Task directions: Repeat the entire listing exactly.

Collected data
****************

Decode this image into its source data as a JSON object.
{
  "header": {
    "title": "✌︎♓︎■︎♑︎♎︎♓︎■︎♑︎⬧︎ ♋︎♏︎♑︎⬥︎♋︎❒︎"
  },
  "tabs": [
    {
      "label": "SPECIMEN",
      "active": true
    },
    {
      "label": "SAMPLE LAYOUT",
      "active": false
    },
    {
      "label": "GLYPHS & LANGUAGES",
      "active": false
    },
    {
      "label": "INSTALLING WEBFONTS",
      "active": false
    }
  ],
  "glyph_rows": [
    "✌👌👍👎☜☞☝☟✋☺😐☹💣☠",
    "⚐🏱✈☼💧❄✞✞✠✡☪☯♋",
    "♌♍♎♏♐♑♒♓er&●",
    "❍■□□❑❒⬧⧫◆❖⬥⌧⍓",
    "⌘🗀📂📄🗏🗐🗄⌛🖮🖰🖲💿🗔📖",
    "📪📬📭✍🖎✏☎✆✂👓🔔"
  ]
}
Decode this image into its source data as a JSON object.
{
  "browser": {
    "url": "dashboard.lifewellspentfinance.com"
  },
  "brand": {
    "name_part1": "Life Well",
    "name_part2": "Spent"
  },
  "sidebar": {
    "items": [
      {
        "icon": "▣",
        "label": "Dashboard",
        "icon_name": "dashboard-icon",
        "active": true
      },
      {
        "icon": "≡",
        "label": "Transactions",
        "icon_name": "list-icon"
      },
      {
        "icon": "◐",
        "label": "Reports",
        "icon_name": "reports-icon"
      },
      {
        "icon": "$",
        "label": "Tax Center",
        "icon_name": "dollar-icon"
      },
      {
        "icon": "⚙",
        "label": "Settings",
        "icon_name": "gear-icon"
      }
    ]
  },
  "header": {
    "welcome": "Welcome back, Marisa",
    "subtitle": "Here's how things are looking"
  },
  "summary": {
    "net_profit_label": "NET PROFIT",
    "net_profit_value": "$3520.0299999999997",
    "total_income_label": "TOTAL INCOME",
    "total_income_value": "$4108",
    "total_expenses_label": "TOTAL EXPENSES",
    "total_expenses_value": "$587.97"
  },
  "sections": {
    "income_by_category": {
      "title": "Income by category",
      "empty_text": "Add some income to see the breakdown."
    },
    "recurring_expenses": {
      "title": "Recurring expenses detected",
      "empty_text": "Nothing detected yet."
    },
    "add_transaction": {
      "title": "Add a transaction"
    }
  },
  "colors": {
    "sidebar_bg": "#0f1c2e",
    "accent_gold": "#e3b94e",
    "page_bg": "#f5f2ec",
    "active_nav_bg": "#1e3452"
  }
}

****************

Answer to the task:
Decode this image into its source data as a JSON object.
{
  "header": {
    "title": "✌︎♓︎■︎♑︎♎︎♓︎■︎♑︎⬧︎ ♋︎♏︎♑︎⬥︎♋︎❒︎"
  },
  "tabs": [
    {
      "label": "SPECIMEN",
      "active": true
    },
    {
      "label": "SAMPLE LAYOUT",
      "active": false
    },
    {
      "label": "GLYPHS & LANGUAGES",
      "active": false
    },
    {
      "label": "INSTALLING WEBFONTS",
      "active": false
    }
  ],
  "glyph_rows": [
    "✌👌👍👎☜☞☝☟✋☺😐☹💣☠",
    "⚐🏱✈☼💧❄✞✞✠✡☪☯♋",
    "♌♍♎♏♐♑♒♓er&●",
    "❍■□□❑❒⬧⧫◆❖⬥⌧⍓",
    "⌘🗀📂📄🗏🗐🗄⌛🖮🖰🖲💿🗔📖",
    "📪📬📭✍🖎✏☎✆✂👓🔔"
  ]
}
Decode this image into its source data as a JSON object.
{
  "browser": {
    "url": "dashboard.lifewellspentfinance.com"
  },
  "brand": {
    "name_part1": "Life Well",
    "name_part2": "Spent"
  },
  "sidebar": {
    "items": [
      {
        "icon": "▣",
        "label": "Dashboard",
        "icon_name": "dashboard-icon",
        "active": true
      },
      {
        "icon": "≡",
        "label": "Transactions",
        "icon_name": "list-icon"
      },
      {
        "icon": "◐",
        "label": "Reports",
        "icon_name": "reports-icon"
      },
      {
        "icon": "$",
        "label": "Tax Center",
        "icon_name": "dollar-icon"
      },
      {
        "icon": "⚙",
        "label": "Settings",
        "icon_name": "gear-icon"
      }
    ]
  },
  "header": {
    "welcome": "Welcome back, Marisa",
    "subtitle": "Here's how things are looking"
  },
  "summary": {
    "net_profit_label": "NET PROFIT",
    "net_profit_value": "$3520.0299999999997",
    "total_income_label": "TOTAL INCOME",
    "total_income_value": "$4108",
    "total_expenses_label": "TOTAL EXPENSES",
    "total_expenses_value": "$587.97"
  },
  "sections": {
    "income_by_category": {
      "title": "Income by category",
      "empty_text": "Add some income to see the breakdown."
    },
    "recurring_expenses": {
      "title": "Recurring expenses detected",
      "empty_text": "Nothing detected yet."
    },
    "add_transaction": {
      "title": "Add a transaction"
    }
  },
  "colors": {
    "sidebar_bg": "#0f1c2e",
    "accent_gold": "#e3b94e",
    "page_bg": "#f5f2ec",
    "active_nav_bg": "#1e3452"
  }
}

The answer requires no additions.